Figure record extracts
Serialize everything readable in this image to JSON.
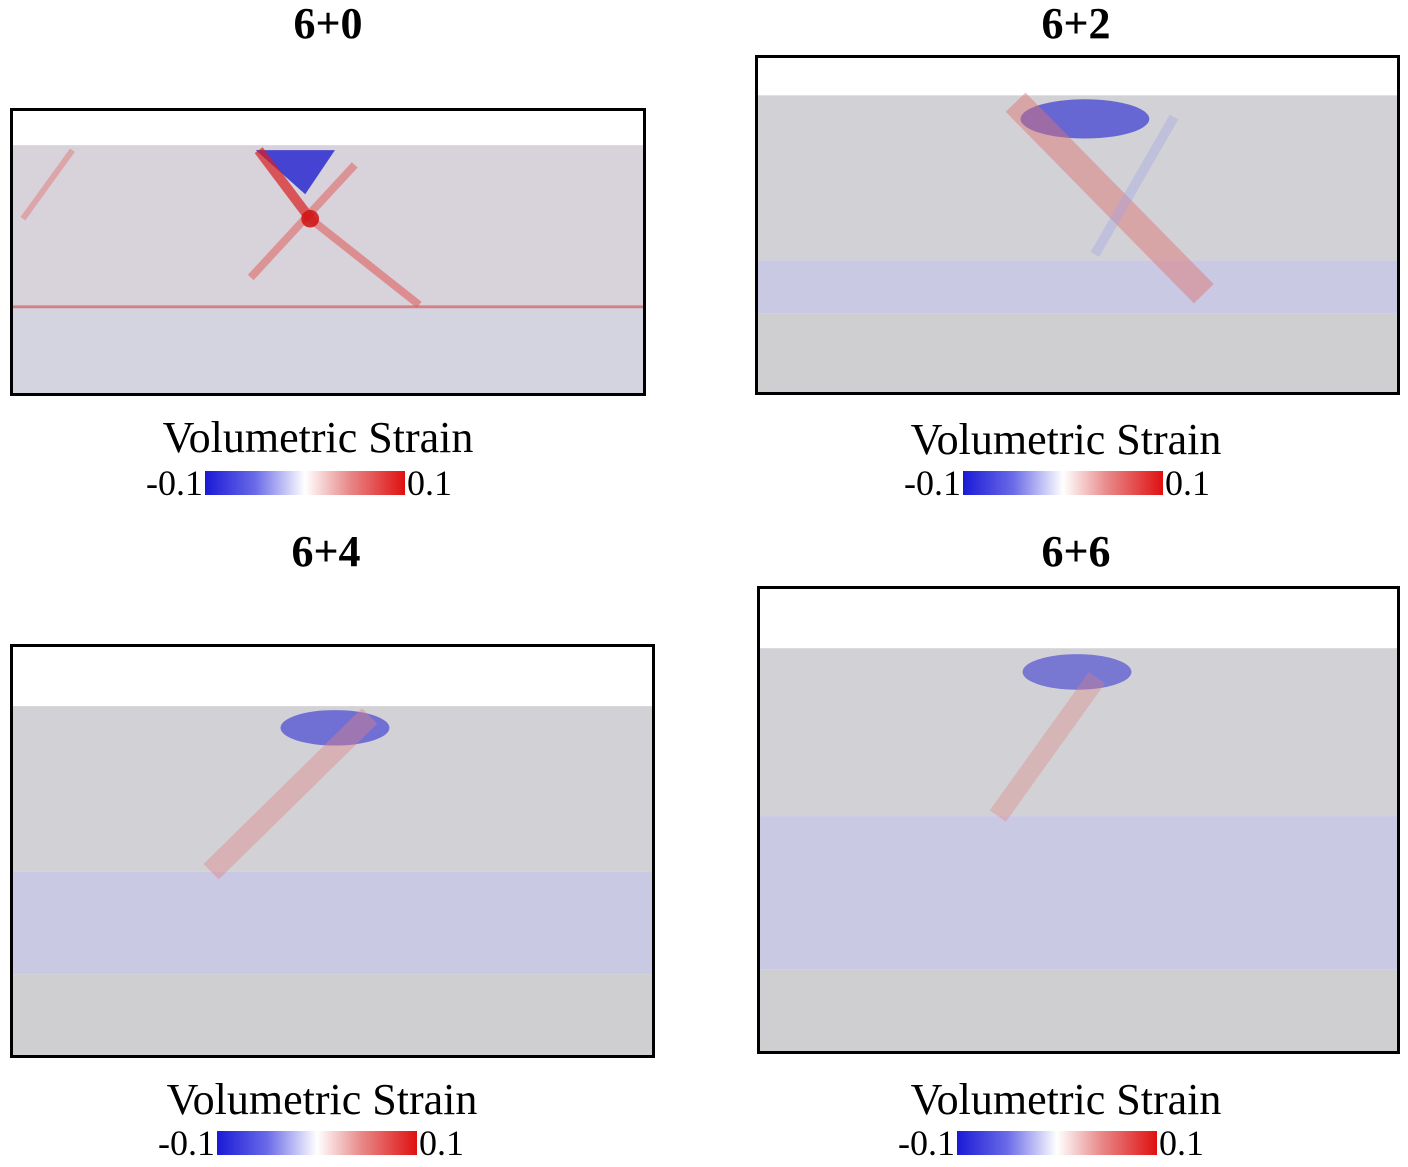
{
  "figure": {
    "panels": [
      {
        "title": "6+0",
        "colorbar_label": "Volumetric Strain",
        "colorbar_min": "-0.1",
        "colorbar_max": "0.1"
      },
      {
        "title": "6+2",
        "colorbar_label": "Volumetric Strain",
        "colorbar_min": "-0.1",
        "colorbar_max": "0.1"
      },
      {
        "title": "6+4",
        "colorbar_label": "Volumetric Strain",
        "colorbar_min": "-0.1",
        "colorbar_max": "0.1"
      },
      {
        "title": "6+6",
        "colorbar_label": "Volumetric Strain",
        "colorbar_min": "-0.1",
        "colorbar_max": "0.1"
      }
    ],
    "colormap": {
      "negative": "#1a1ad6",
      "neutral": "#ffffff",
      "positive": "#e01010",
      "particle_gray": "#c8c8c8"
    }
  }
}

### What to work on
The records above need to be given again exactly. Omit the pictures.

### Written response
Serialize everything readable in this image to JSON.
{
  "figure": {
    "panels": [
      {
        "title": "6+0",
        "colorbar_label": "Volumetric Strain",
        "colorbar_min": "-0.1",
        "colorbar_max": "0.1"
      },
      {
        "title": "6+2",
        "colorbar_label": "Volumetric Strain",
        "colorbar_min": "-0.1",
        "colorbar_max": "0.1"
      },
      {
        "title": "6+4",
        "colorbar_label": "Volumetric Strain",
        "colorbar_min": "-0.1",
        "colorbar_max": "0.1"
      },
      {
        "title": "6+6",
        "colorbar_label": "Volumetric Strain",
        "colorbar_min": "-0.1",
        "colorbar_max": "0.1"
      }
    ],
    "colormap": {
      "negative": "#1a1ad6",
      "neutral": "#ffffff",
      "positive": "#e01010",
      "particle_gray": "#c8c8c8"
    }
  }
}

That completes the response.